• Instructions for the task
Whenever the word "bathing" turns up in a line of the data below, copy that line.

• Data for this task
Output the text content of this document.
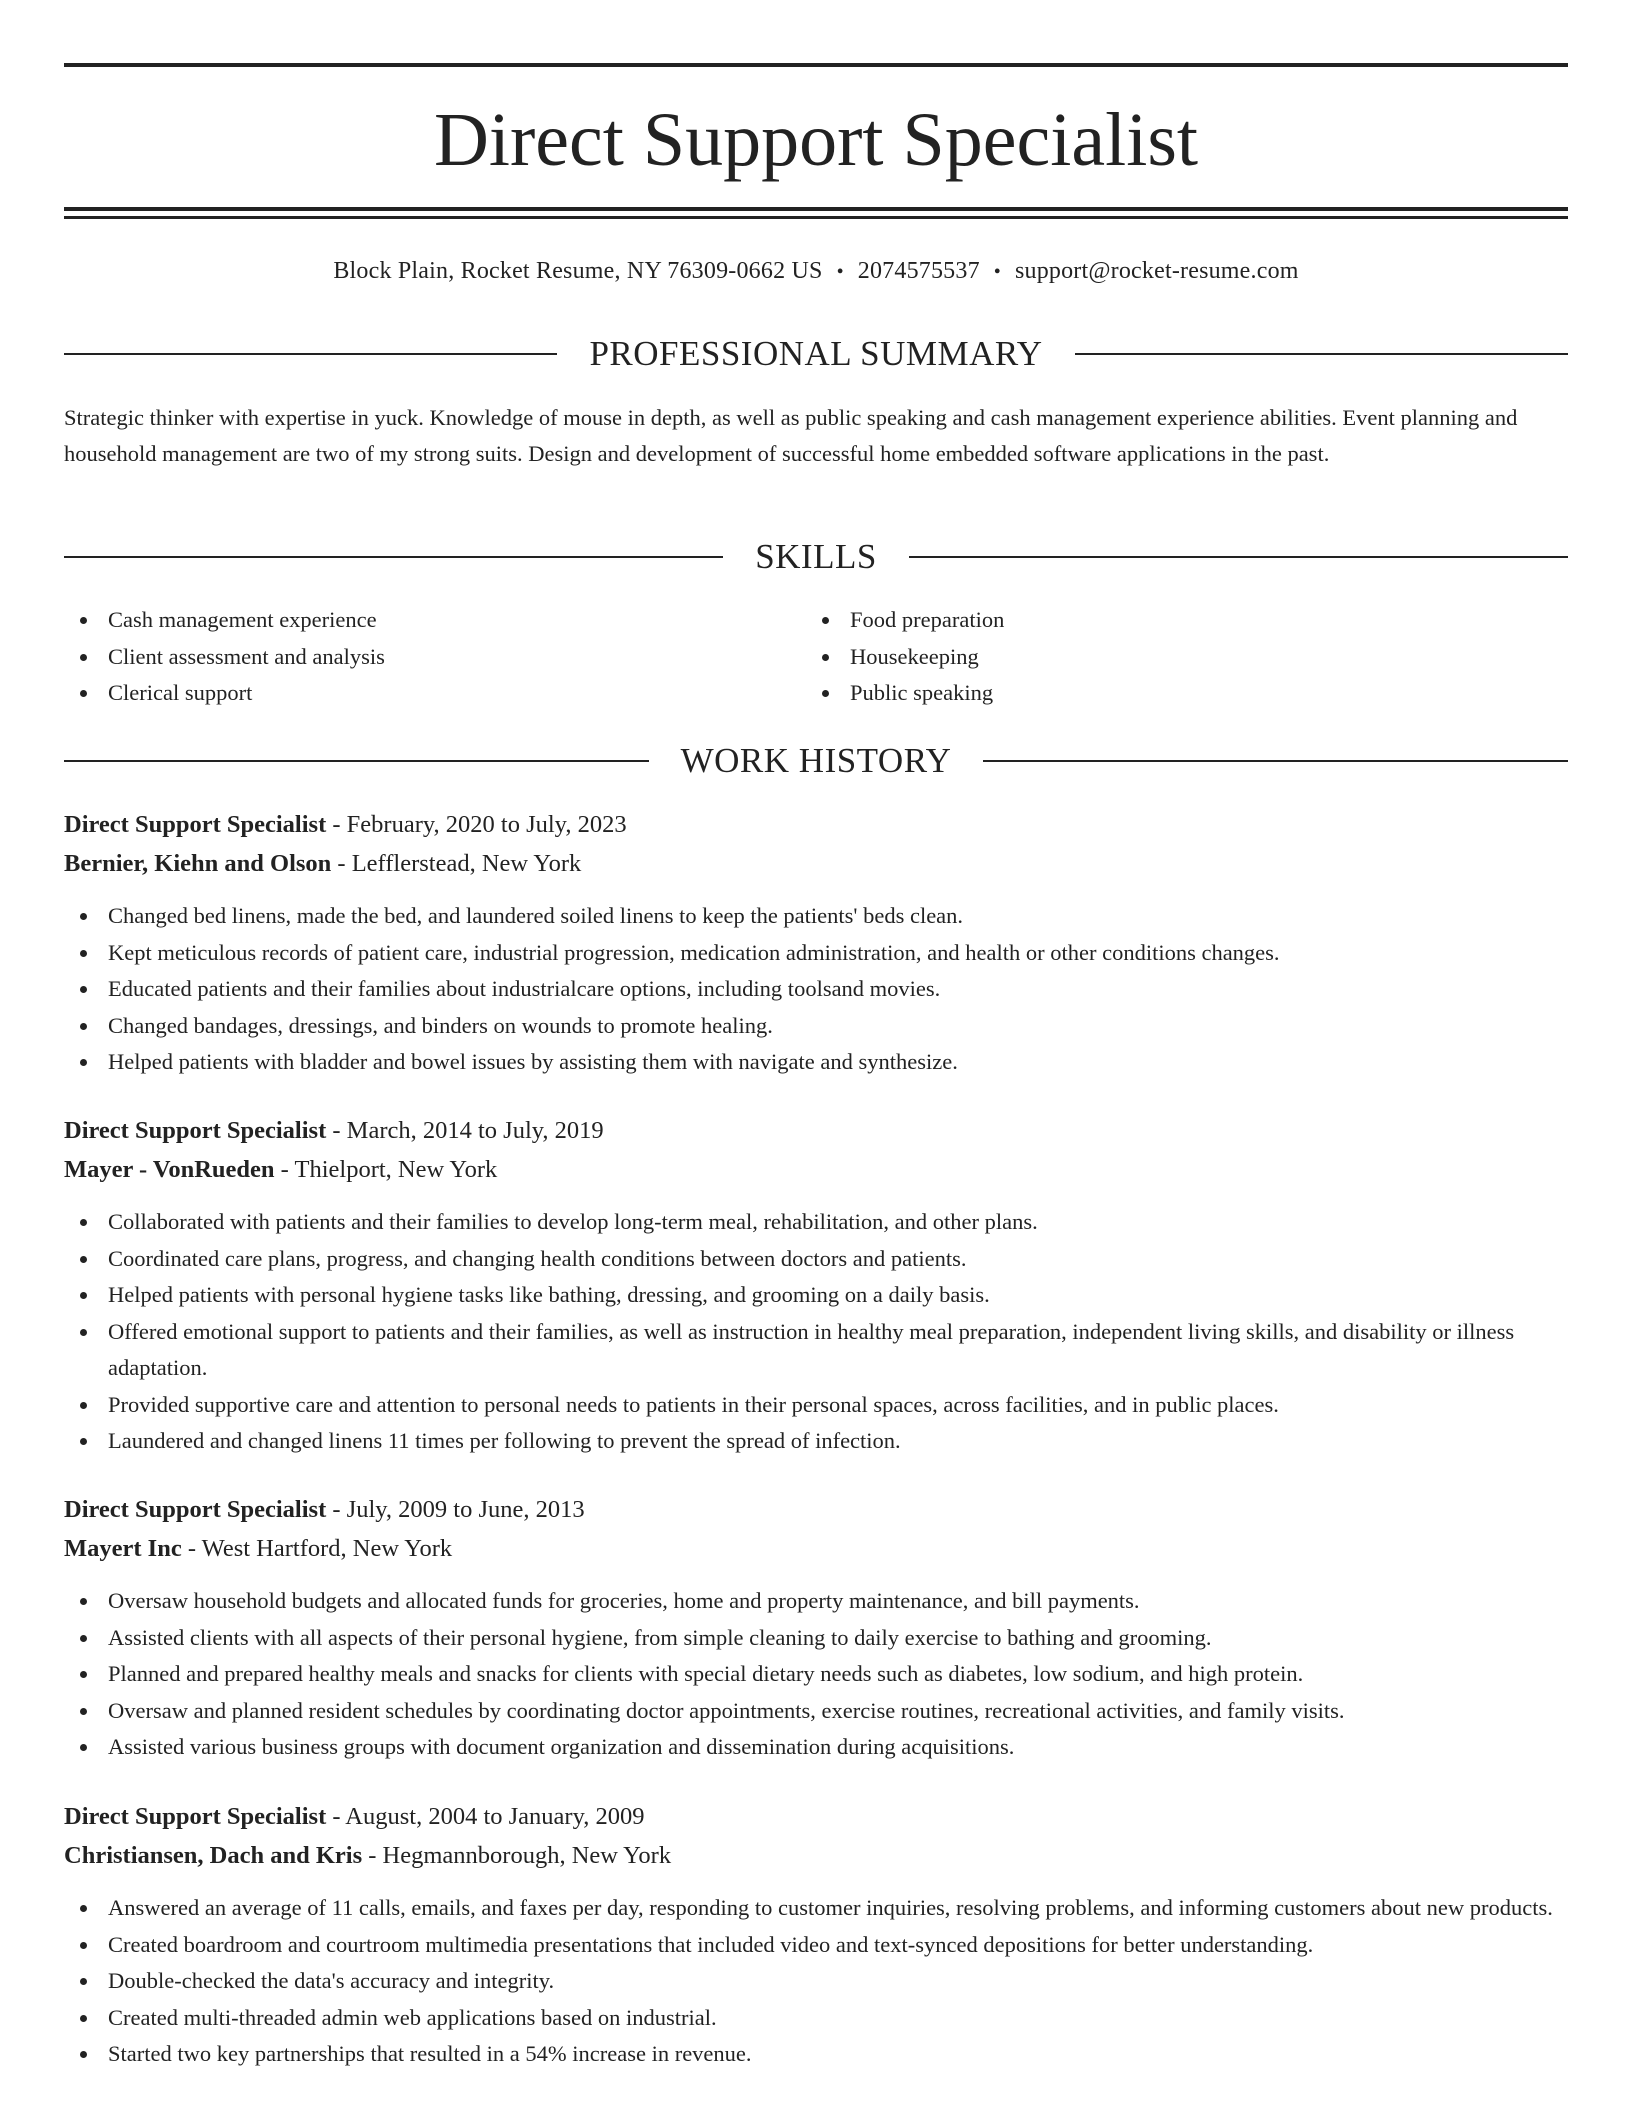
Direct Support Specialist
Block Plain, Rocket Resume, NY 76309-0662 US • 2074575537 • support@rocket-resume.com
PROFESSIONAL SUMMARY

Strategic thinker with expertise in yuck. Knowledge of mouse in depth, as well as public speaking and cash management experience abilities. Event planning and household management are two of my strong suits. Design and development of successful home embedded software applications in the past.

SKILLS
Cash management experience
Client assessment and analysis
Clerical support
Food preparation
Housekeeping
Public speaking
WORK HISTORY
Direct Support Specialist - February, 2020 to July, 2023
Bernier, Kiehn and Olson - Lefflerstead, New York
Changed bed linens, made the bed, and laundered soiled linens to keep the patients' beds clean.
Kept meticulous records of patient care, industrial progression, medication administration, and health or other conditions changes.
Educated patients and their families about industrialcare options, including toolsand movies.
Changed bandages, dressings, and binders on wounds to promote healing.
Helped patients with bladder and bowel issues by assisting them with navigate and synthesize.
Direct Support Specialist - March, 2014 to July, 2019
Mayer - VonRueden - Thielport, New York
Collaborated with patients and their families to develop long-term meal, rehabilitation, and other plans.
Coordinated care plans, progress, and changing health conditions between doctors and patients.
Helped patients with personal hygiene tasks like bathing, dressing, and grooming on a daily basis.
Offered emotional support to patients and their families, as well as instruction in healthy meal preparation, independent living skills, and disability or illness adaptation.
Provided supportive care and attention to personal needs to patients in their personal spaces, across facilities, and in public places.
Laundered and changed linens 11 times per following to prevent the spread of infection.
Direct Support Specialist - July, 2009 to June, 2013
Mayert Inc - West Hartford, New York
Oversaw household budgets and allocated funds for groceries, home and property maintenance, and bill payments.
Assisted clients with all aspects of their personal hygiene, from simple cleaning to daily exercise to bathing and grooming.
Planned and prepared healthy meals and snacks for clients with special dietary needs such as diabetes, low sodium, and high protein.
Oversaw and planned resident schedules by coordinating doctor appointments, exercise routines, recreational activities, and family visits.
Assisted various business groups with document organization and dissemination during acquisitions.
Direct Support Specialist - August, 2004 to January, 2009
Christiansen, Dach and Kris - Hegmannborough, New York
Answered an average of 11 calls, emails, and faxes per day, responding to customer inquiries, resolving problems, and informing customers about new products.
Created boardroom and courtroom multimedia presentations that included video and text-synced depositions for better understanding.
Double-checked the data's accuracy and integrity.
Created multi-threaded admin web applications based on industrial.
Started two key partnerships that resulted in a 54% increase in revenue.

• Answer below
Helped patients with personal hygiene tasks like bathing, dressing, and grooming on a daily basis.
Assisted clients with all aspects of their personal hygiene, from simple cleaning to daily exercise to bathing and grooming.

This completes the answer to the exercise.